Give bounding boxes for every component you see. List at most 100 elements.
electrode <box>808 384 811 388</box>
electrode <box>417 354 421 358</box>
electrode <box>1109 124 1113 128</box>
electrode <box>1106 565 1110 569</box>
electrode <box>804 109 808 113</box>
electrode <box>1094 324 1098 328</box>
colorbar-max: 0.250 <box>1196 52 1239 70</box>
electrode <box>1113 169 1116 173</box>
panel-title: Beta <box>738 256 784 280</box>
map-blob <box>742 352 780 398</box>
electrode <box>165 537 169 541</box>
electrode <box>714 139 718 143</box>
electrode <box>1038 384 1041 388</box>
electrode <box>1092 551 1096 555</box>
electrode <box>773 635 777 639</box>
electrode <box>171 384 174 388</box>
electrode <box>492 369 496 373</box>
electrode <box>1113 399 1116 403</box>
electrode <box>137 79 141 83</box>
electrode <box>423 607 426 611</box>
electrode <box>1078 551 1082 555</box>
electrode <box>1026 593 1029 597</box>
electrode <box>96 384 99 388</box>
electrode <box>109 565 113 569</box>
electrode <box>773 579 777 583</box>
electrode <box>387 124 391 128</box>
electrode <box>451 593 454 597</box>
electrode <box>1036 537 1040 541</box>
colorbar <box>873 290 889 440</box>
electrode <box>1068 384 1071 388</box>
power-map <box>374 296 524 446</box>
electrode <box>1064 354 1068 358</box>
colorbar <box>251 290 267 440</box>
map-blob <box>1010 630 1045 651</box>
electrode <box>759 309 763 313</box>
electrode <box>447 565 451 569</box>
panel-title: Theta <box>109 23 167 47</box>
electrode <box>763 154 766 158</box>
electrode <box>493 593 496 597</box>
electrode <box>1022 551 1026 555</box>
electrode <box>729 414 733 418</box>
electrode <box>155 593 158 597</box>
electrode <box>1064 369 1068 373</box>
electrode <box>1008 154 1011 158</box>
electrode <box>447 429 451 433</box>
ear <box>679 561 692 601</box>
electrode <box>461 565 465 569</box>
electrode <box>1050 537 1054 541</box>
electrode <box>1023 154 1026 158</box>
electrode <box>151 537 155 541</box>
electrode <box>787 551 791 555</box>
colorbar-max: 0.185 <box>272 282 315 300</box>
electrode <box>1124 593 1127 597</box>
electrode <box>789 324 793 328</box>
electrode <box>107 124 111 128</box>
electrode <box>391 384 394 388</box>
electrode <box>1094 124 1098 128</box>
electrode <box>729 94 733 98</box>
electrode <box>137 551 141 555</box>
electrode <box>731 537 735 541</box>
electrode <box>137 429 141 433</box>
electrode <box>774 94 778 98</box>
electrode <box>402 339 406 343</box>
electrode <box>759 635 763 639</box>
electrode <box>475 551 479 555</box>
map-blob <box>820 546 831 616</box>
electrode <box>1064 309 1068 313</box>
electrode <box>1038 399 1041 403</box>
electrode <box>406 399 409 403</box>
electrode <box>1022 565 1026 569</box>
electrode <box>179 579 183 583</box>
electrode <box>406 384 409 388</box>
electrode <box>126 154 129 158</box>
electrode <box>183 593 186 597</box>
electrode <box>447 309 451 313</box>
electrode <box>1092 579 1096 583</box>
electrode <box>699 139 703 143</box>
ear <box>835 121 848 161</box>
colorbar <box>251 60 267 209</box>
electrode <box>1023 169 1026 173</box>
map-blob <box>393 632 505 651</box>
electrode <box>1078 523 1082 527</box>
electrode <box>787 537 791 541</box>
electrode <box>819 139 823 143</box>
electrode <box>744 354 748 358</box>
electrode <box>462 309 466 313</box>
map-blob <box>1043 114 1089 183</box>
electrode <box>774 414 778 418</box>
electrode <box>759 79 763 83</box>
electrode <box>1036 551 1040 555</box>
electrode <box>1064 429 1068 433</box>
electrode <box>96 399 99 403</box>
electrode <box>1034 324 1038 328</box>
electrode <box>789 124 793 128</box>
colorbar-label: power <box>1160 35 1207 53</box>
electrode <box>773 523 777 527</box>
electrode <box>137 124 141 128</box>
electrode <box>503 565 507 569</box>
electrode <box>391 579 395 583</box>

• _SHORT EXERCISE_: Reproduce every entry above word for word, keeping each line unchanged and in its original order.

• _EXPECTED ANSWER_:
Give bounding boxes for every component you see. List at most 100 elements.
electrode <box>808 384 811 388</box>
electrode <box>417 354 421 358</box>
electrode <box>1109 124 1113 128</box>
electrode <box>1106 565 1110 569</box>
electrode <box>804 109 808 113</box>
electrode <box>1094 324 1098 328</box>
colorbar-max: 0.250 <box>1196 52 1239 70</box>
electrode <box>1113 169 1116 173</box>
panel-title: Beta <box>738 256 784 280</box>
map-blob <box>742 352 780 398</box>
electrode <box>165 537 169 541</box>
electrode <box>714 139 718 143</box>
electrode <box>1038 384 1041 388</box>
electrode <box>1092 551 1096 555</box>
electrode <box>773 635 777 639</box>
electrode <box>171 384 174 388</box>
electrode <box>492 369 496 373</box>
electrode <box>1113 399 1116 403</box>
electrode <box>137 79 141 83</box>
electrode <box>423 607 426 611</box>
electrode <box>1078 551 1082 555</box>
electrode <box>1026 593 1029 597</box>
electrode <box>96 384 99 388</box>
electrode <box>109 565 113 569</box>
electrode <box>773 579 777 583</box>
electrode <box>387 124 391 128</box>
electrode <box>451 593 454 597</box>
electrode <box>1036 537 1040 541</box>
colorbar <box>873 290 889 440</box>
electrode <box>1068 384 1071 388</box>
power-map <box>374 296 524 446</box>
electrode <box>1064 354 1068 358</box>
colorbar <box>251 290 267 440</box>
map-blob <box>1010 630 1045 651</box>
electrode <box>759 309 763 313</box>
electrode <box>447 565 451 569</box>
panel-title: Theta <box>109 23 167 47</box>
electrode <box>763 154 766 158</box>
electrode <box>493 593 496 597</box>
electrode <box>1022 551 1026 555</box>
electrode <box>729 414 733 418</box>
electrode <box>155 593 158 597</box>
electrode <box>1064 369 1068 373</box>
electrode <box>1008 154 1011 158</box>
electrode <box>447 429 451 433</box>
ear <box>679 561 692 601</box>
electrode <box>461 565 465 569</box>
electrode <box>1050 537 1054 541</box>
electrode <box>1023 154 1026 158</box>
electrode <box>151 537 155 541</box>
electrode <box>787 551 791 555</box>
colorbar-max: 0.185 <box>272 282 315 300</box>
electrode <box>1124 593 1127 597</box>
electrode <box>789 324 793 328</box>
electrode <box>107 124 111 128</box>
electrode <box>391 384 394 388</box>
electrode <box>1094 124 1098 128</box>
electrode <box>729 94 733 98</box>
electrode <box>137 551 141 555</box>
electrode <box>731 537 735 541</box>
electrode <box>137 429 141 433</box>
electrode <box>774 94 778 98</box>
electrode <box>402 339 406 343</box>
electrode <box>759 635 763 639</box>
electrode <box>475 551 479 555</box>
map-blob <box>820 546 831 616</box>
electrode <box>1064 309 1068 313</box>
electrode <box>1038 399 1041 403</box>
electrode <box>406 399 409 403</box>
electrode <box>1022 565 1026 569</box>
electrode <box>179 579 183 583</box>
electrode <box>406 384 409 388</box>
electrode <box>126 154 129 158</box>
electrode <box>183 593 186 597</box>
electrode <box>447 309 451 313</box>
electrode <box>1092 579 1096 583</box>
electrode <box>699 139 703 143</box>
ear <box>835 121 848 161</box>
colorbar <box>251 60 267 209</box>
electrode <box>1023 169 1026 173</box>
map-blob <box>393 632 505 651</box>
electrode <box>1078 523 1082 527</box>
electrode <box>787 537 791 541</box>
electrode <box>819 139 823 143</box>
electrode <box>744 354 748 358</box>
electrode <box>462 309 466 313</box>
map-blob <box>1043 114 1089 183</box>
electrode <box>774 414 778 418</box>
electrode <box>759 79 763 83</box>
electrode <box>1036 551 1040 555</box>
electrode <box>1064 429 1068 433</box>
electrode <box>96 399 99 403</box>
electrode <box>1034 324 1038 328</box>
electrode <box>789 124 793 128</box>
colorbar-label: power <box>1160 35 1207 53</box>
electrode <box>773 523 777 527</box>
electrode <box>137 124 141 128</box>
electrode <box>503 565 507 569</box>
electrode <box>391 579 395 583</box>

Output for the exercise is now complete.